Extracted data:

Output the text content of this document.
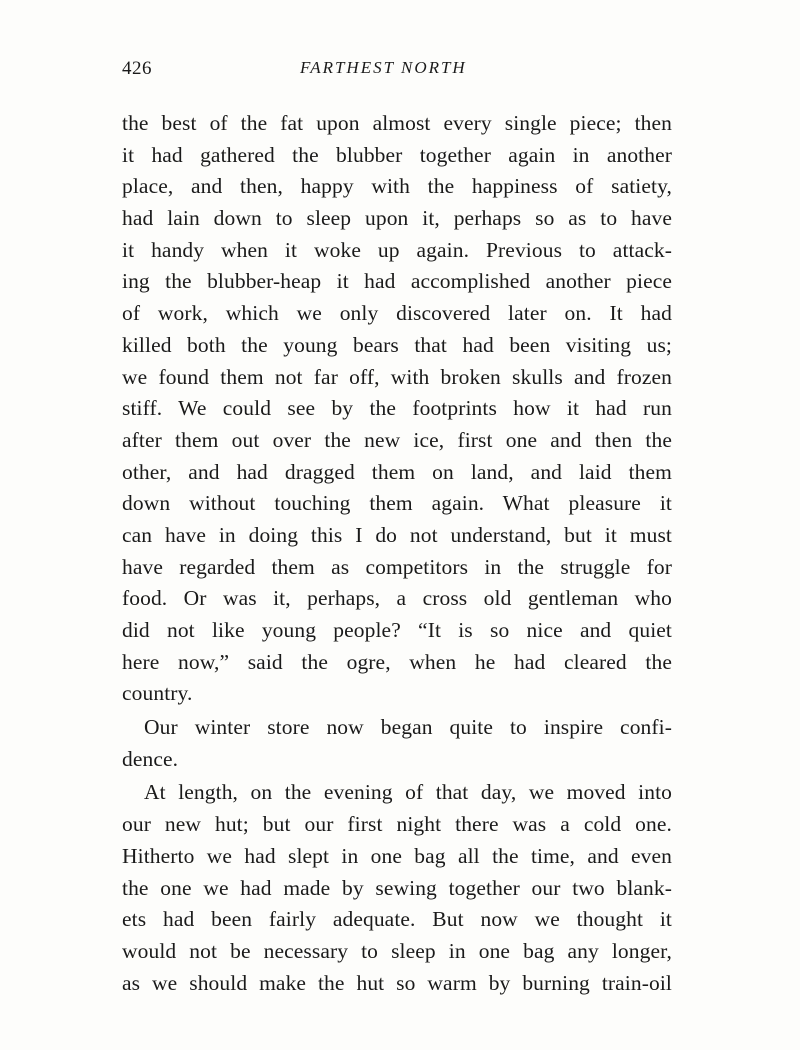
426	FARTHEST NORTH
the best of the fat upon almost every single piece; then
it had gathered the blubber together again in another
place, and then, happy with the happiness of satiety,
had lain down to sleep upon it, perhaps so as to have
it handy when it woke up again. Previous to attack-
ing the blubber-heap it had accomplished another piece
of work, which we only discovered later on. It had
killed both the young bears that had been visiting us;
we found them not far off, with broken skulls and frozen
stiff. We could see by the footprints how it had run
after them out over the new ice, first one and then the
other, and had dragged them on land, and laid them
down without touching them again. What pleasure it
can have in doing this I do not understand, but it must
have regarded them as competitors in the struggle for
food. Or was it, perhaps, a cross old gentleman who
did not like young people? “It is so nice and quiet
here now,” said the ogre, when he had cleared the
country.
Our winter store now began quite to inspire confi-
dence.
At length, on the evening of that day, we moved into
our new hut; but our first night there was a cold one.
Hitherto we had slept in one bag all the time, and even
the one we had made by sewing together our two blank-
ets had been fairly adequate. But now we thought it
would not be necessary to sleep in one bag any longer,
as we should make the hut so warm by burning train-oil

Problem statement: Exclude the images and reproduce the remaining data exactly.

Correct response:
Output the text content of this document.
426	FARTHEST NORTH
the best of the fat upon almost every single piece; then
it had gathered the blubber together again in another
place, and then, happy with the happiness of satiety,
had lain down to sleep upon it, perhaps so as to have
it handy when it woke up again. Previous to attack-
ing the blubber-heap it had accomplished another piece
of work, which we only discovered later on. It had
killed both the young bears that had been visiting us;
we found them not far off, with broken skulls and frozen
stiff. We could see by the footprints how it had run
after them out over the new ice, first one and then the
other, and had dragged them on land, and laid them
down without touching them again. What pleasure it
can have in doing this I do not understand, but it must
have regarded them as competitors in the struggle for
food. Or was it, perhaps, a cross old gentleman who
did not like young people? “It is so nice and quiet
here now,” said the ogre, when he had cleared the
country.
Our winter store now began quite to inspire confi-
dence.
At length, on the evening of that day, we moved into
our new hut; but our first night there was a cold one.
Hitherto we had slept in one bag all the time, and even
the one we had made by sewing together our two blank-
ets had been fairly adequate. But now we thought it
would not be necessary to sleep in one bag any longer,
as we should make the hut so warm by burning train-oil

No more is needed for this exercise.